Exercise description
Report each line of the data that has "this" somewhere in it.

Provided information
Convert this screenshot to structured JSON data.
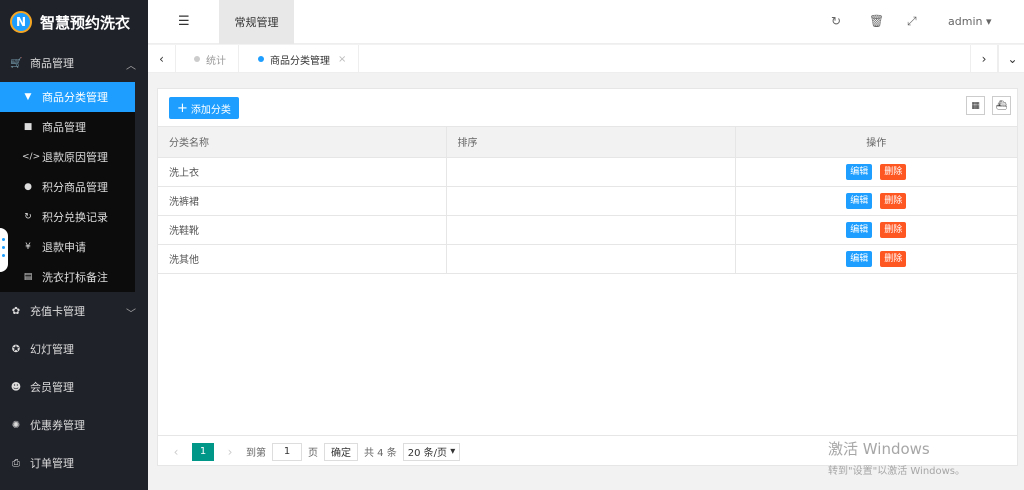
{
  "app": {
    "title": "智慧预约洗衣",
    "logo_mark": "N"
  },
  "sidebar": {
    "groups": [
      {
        "label": "商品管理",
        "icon": "cart-icon",
        "expanded": true,
        "items": [
          {
            "label": "商品分类管理",
            "icon": "filter-icon",
            "active": true
          },
          {
            "label": "商品管理",
            "icon": "briefcase-icon"
          },
          {
            "label": "退款原因管理",
            "icon": "code-icon"
          },
          {
            "label": "积分商品管理",
            "icon": "coin-icon"
          },
          {
            "label": "积分兑换记录",
            "icon": "refresh-icon"
          },
          {
            "label": "退款申请",
            "icon": "yen-icon"
          },
          {
            "label": "洗衣打标备注",
            "icon": "document-icon"
          }
        ]
      },
      {
        "label": "充值卡管理",
        "icon": "gift-icon"
      },
      {
        "label": "幻灯管理",
        "icon": "star-icon"
      },
      {
        "label": "会员管理",
        "icon": "cat-icon"
      },
      {
        "label": "优惠券管理",
        "icon": "rebel-icon"
      },
      {
        "label": "订单管理",
        "icon": "printer-icon"
      }
    ]
  },
  "header": {
    "menu_tab": "常规管理",
    "user": "admin"
  },
  "tabs": [
    {
      "label": "统计",
      "active": false
    },
    {
      "label": "商品分类管理",
      "active": true,
      "close": "×"
    }
  ],
  "toolbar": {
    "add_label": "添加分类"
  },
  "table": {
    "columns": [
      "分类名称",
      "排序",
      "操作"
    ],
    "rows": [
      {
        "name": "洗上衣",
        "sort": ""
      },
      {
        "name": "洗裤裙",
        "sort": ""
      },
      {
        "name": "洗鞋靴",
        "sort": ""
      },
      {
        "name": "洗其他",
        "sort": ""
      }
    ],
    "edit_label": "编辑",
    "delete_label": "删除"
  },
  "pager": {
    "current": "1",
    "goto_label": "到第",
    "goto_value": "1",
    "page_unit": "页",
    "confirm_label": "确定",
    "total_label": "共 4 条",
    "page_size": "20 条/页"
  },
  "watermark": {
    "line1": "激活 Windows",
    "line2": "转到\"设置\"以激活 Windows。"
  },
  "colors": {
    "accent": "#1e9fff",
    "danger": "#ff5722",
    "pager_active": "#009688",
    "sidebar_bg": "#20222a"
  }
}
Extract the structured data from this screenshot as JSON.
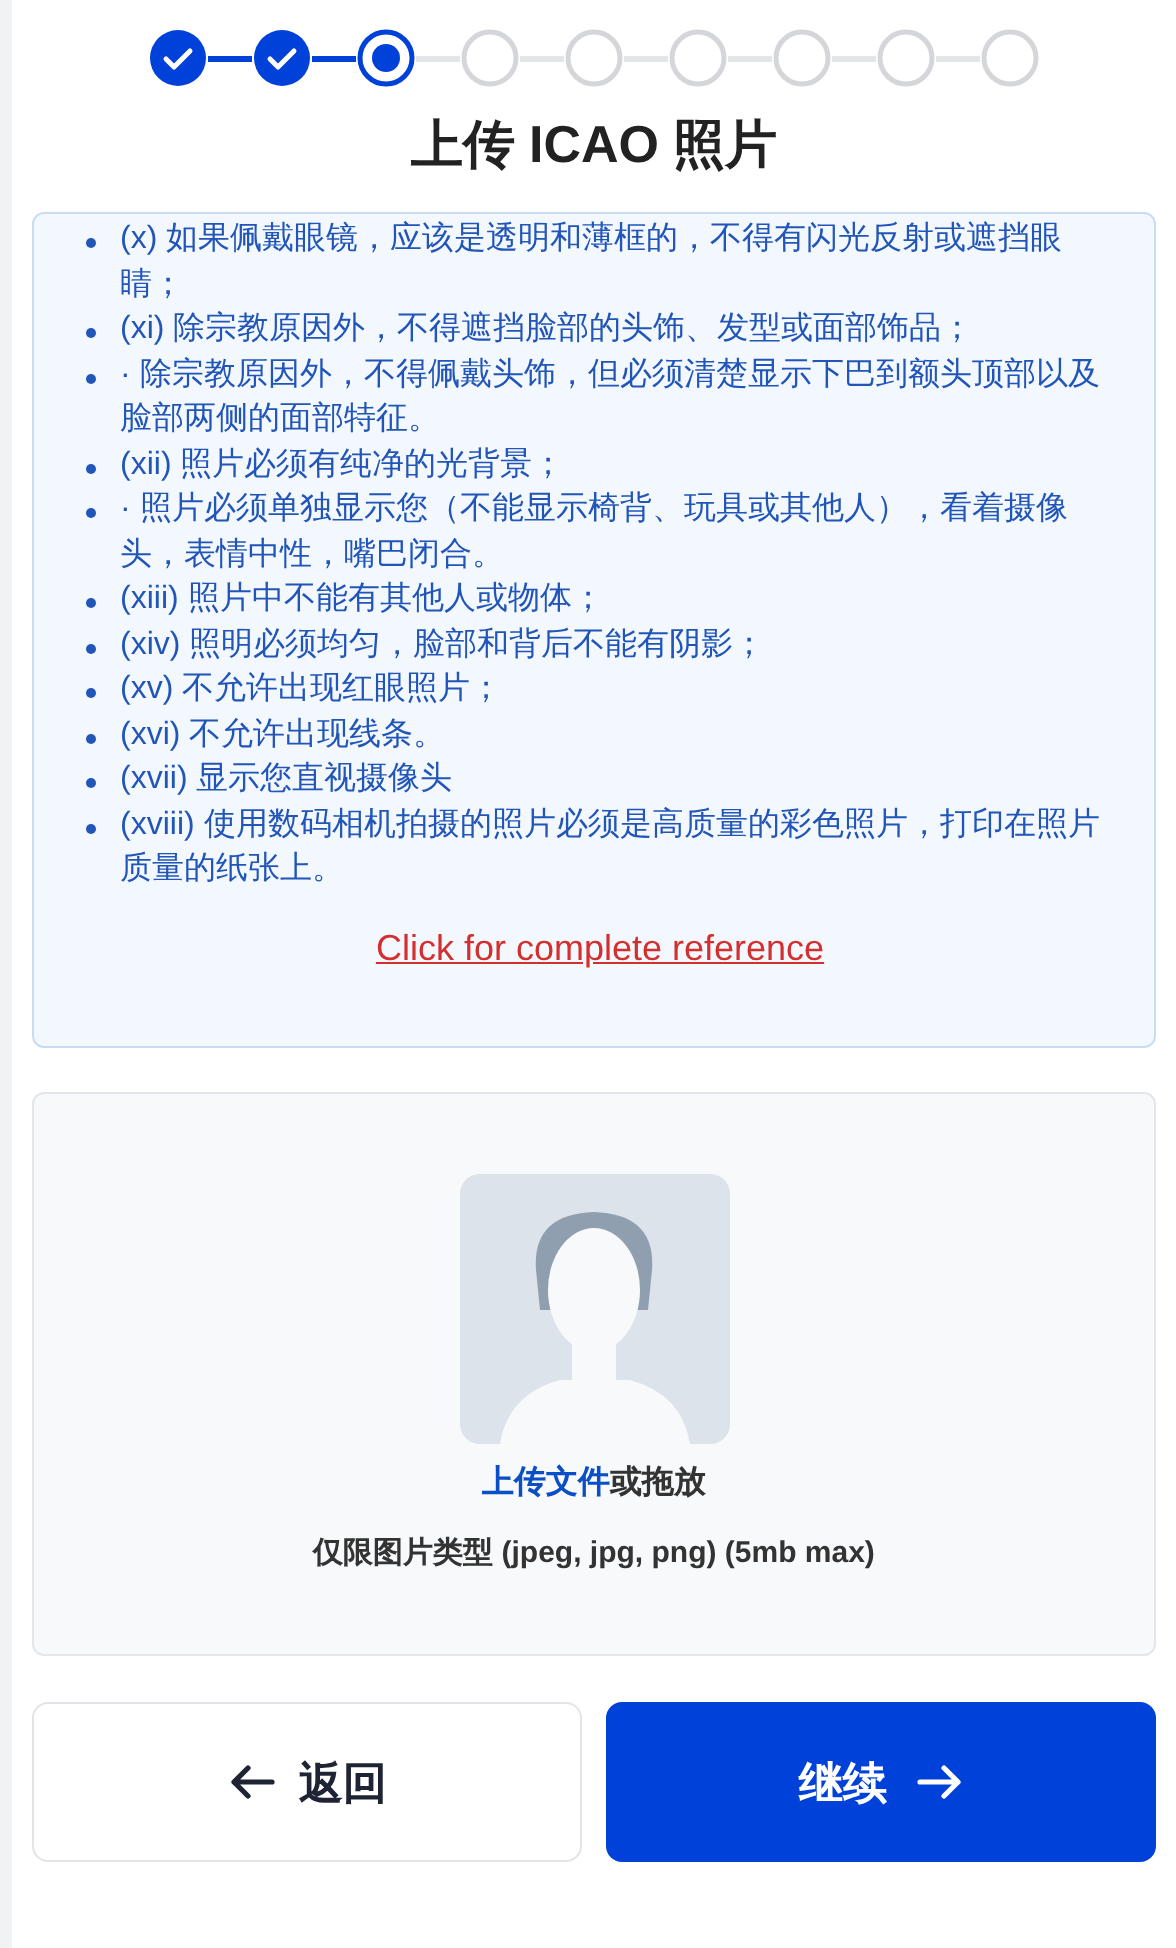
{
  "stepper": {
    "steps": [
      {
        "completed": true,
        "selected": false
      },
      {
        "completed": true,
        "selected": false
      },
      {
        "completed": false,
        "selected": true
      },
      {
        "completed": false,
        "selected": false
      },
      {
        "completed": false,
        "selected": false
      },
      {
        "completed": false,
        "selected": false
      },
      {
        "completed": false,
        "selected": false
      },
      {
        "completed": false,
        "selected": false
      },
      {
        "completed": false,
        "selected": false
      }
    ]
  },
  "title": "上传 ICAO 照片",
  "requirements": {
    "items": [
      "(x) 如果佩戴眼镜，应该是透明和薄框的，不得有闪光反射或遮挡眼睛；",
      "(xi) 除宗教原因外，不得遮挡脸部的头饰、发型或面部饰品；",
      "· 除宗教原因外，不得佩戴头饰，但必须清楚显示下巴到额头顶部以及脸部两侧的面部特征。",
      "(xii) 照片必须有纯净的光背景；",
      "· 照片必须单独显示您（不能显示椅背、玩具或其他人），看着摄像头，表情中性，嘴巴闭合。",
      "(xiii) 照片中不能有其他人或物体；",
      "(xiv) 照明必须均匀，脸部和背后不能有阴影；",
      "(xv) 不允许出现红眼照片；",
      "(xvi) 不允许出现线条。",
      "(xvii) 显示您直视摄像头",
      "(xviii) 使用数码相机拍摄的照片必须是高质量的彩色照片，打印在照片质量的纸张上。"
    ],
    "link": "Click for complete reference"
  },
  "upload": {
    "link": "上传文件",
    "prompt": "或拖放",
    "hint": "仅限图片类型 (jpeg, jpg, png) (5mb max)"
  },
  "buttons": {
    "back": "返回",
    "next": "继续"
  }
}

Solution
Convert this screenshot to structured JSON data.
Extract the structured data from this screenshot as JSON.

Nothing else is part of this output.